> **WHAT THE TASK ASKS**:
Tally the lines in the listing below that hold the string "skillnaden", and reply with that tally alone.

> **SOURCE MATERIAL**:

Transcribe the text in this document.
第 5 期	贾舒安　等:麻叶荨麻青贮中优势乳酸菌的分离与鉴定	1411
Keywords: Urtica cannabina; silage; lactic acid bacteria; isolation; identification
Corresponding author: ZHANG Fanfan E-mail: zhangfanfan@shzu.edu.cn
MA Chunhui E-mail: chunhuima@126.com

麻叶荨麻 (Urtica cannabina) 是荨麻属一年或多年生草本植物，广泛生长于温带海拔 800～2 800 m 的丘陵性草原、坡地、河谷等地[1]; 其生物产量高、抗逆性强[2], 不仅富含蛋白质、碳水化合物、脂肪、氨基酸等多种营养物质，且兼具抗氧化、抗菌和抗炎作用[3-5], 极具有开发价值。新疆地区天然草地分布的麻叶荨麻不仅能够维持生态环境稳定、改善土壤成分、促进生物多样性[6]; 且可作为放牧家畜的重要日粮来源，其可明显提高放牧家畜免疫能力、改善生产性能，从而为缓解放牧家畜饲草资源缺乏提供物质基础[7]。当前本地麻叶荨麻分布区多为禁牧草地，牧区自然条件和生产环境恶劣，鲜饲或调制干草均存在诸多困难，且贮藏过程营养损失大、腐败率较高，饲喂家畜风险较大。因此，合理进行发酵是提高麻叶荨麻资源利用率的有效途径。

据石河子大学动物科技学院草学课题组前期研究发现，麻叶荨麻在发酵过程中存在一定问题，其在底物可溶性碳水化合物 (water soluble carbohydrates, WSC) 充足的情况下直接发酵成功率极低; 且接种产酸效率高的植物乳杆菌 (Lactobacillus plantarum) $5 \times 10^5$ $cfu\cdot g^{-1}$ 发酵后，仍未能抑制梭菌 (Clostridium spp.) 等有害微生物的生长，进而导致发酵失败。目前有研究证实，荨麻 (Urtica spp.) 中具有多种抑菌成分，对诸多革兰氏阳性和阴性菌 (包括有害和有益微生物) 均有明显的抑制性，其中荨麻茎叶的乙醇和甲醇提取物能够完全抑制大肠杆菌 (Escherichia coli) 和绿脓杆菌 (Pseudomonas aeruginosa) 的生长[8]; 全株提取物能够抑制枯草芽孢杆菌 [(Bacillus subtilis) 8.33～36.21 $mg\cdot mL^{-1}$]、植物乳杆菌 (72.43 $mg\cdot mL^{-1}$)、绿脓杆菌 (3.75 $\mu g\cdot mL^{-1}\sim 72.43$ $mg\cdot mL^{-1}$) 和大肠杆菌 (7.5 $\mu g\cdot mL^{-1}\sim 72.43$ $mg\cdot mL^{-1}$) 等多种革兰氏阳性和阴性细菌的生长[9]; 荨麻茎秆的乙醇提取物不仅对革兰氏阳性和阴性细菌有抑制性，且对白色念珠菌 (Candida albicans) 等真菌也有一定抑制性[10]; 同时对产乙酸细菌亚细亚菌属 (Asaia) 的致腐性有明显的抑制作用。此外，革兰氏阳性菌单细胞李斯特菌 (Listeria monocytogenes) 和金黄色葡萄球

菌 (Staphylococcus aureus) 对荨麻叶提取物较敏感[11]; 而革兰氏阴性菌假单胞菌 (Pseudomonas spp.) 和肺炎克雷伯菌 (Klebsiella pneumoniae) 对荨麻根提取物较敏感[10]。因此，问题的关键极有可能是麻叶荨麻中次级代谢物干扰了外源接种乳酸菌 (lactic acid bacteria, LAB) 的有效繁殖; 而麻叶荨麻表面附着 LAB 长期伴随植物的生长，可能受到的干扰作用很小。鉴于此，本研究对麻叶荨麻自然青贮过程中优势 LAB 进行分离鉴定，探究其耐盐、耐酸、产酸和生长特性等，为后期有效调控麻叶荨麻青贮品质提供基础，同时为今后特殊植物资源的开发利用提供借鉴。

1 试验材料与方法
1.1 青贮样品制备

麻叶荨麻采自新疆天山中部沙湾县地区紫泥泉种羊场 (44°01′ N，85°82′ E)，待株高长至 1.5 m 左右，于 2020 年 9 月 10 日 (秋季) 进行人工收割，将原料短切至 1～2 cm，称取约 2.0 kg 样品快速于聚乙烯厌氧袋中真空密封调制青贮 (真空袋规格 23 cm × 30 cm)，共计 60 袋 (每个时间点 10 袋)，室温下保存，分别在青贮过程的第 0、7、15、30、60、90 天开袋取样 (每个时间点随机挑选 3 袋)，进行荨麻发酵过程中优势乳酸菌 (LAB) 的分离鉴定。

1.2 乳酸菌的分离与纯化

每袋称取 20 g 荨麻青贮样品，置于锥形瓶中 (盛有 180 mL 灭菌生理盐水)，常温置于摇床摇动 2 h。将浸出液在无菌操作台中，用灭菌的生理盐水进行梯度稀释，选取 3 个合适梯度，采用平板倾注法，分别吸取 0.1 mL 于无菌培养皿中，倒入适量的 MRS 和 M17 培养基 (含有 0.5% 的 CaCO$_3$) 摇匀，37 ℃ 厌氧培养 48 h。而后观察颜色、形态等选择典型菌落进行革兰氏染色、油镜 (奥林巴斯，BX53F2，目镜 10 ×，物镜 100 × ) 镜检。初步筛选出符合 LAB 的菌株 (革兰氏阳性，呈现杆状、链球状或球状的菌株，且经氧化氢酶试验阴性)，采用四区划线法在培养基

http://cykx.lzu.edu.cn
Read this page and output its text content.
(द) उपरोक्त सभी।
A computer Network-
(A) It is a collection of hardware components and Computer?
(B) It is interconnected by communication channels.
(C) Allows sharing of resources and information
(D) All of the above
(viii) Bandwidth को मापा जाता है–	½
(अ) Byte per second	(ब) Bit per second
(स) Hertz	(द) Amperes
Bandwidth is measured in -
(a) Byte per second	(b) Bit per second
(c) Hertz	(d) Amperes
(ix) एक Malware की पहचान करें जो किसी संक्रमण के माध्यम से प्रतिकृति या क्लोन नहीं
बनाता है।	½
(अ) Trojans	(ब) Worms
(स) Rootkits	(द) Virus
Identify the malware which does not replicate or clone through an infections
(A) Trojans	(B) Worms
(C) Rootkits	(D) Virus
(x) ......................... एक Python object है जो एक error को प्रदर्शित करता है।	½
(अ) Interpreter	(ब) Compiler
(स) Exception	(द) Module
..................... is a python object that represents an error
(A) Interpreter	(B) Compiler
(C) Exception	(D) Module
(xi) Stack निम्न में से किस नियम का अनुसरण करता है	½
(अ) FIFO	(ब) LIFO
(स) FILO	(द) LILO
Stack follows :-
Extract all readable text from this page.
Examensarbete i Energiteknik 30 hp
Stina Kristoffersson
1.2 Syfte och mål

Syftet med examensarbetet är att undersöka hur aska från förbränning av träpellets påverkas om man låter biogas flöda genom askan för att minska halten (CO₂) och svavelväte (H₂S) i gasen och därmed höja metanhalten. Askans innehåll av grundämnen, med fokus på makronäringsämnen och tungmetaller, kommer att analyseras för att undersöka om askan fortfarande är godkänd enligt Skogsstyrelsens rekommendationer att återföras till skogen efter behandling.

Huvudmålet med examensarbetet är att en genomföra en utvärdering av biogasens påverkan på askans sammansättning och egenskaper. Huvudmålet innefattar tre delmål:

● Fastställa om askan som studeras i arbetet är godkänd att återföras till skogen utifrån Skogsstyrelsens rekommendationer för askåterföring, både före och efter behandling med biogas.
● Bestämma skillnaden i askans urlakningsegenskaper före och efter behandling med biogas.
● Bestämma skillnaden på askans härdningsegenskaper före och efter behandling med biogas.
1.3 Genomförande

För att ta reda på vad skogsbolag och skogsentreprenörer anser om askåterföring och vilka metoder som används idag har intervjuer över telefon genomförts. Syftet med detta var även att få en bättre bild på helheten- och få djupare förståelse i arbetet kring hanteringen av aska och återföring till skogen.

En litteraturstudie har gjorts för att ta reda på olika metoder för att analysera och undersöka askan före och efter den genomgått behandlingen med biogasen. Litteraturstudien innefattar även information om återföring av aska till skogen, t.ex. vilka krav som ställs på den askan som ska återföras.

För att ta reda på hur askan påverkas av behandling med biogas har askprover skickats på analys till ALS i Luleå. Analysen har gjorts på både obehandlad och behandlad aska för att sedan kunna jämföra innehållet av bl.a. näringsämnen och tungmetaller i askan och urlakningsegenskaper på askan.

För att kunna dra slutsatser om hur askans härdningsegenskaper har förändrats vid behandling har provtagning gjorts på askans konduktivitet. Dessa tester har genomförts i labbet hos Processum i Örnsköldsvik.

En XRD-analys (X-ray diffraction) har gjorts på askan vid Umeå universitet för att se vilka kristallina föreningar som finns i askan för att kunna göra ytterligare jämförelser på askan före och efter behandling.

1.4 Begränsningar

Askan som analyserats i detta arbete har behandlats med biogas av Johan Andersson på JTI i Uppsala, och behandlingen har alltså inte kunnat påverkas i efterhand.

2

> **RESULT OF THIS TASK**:
2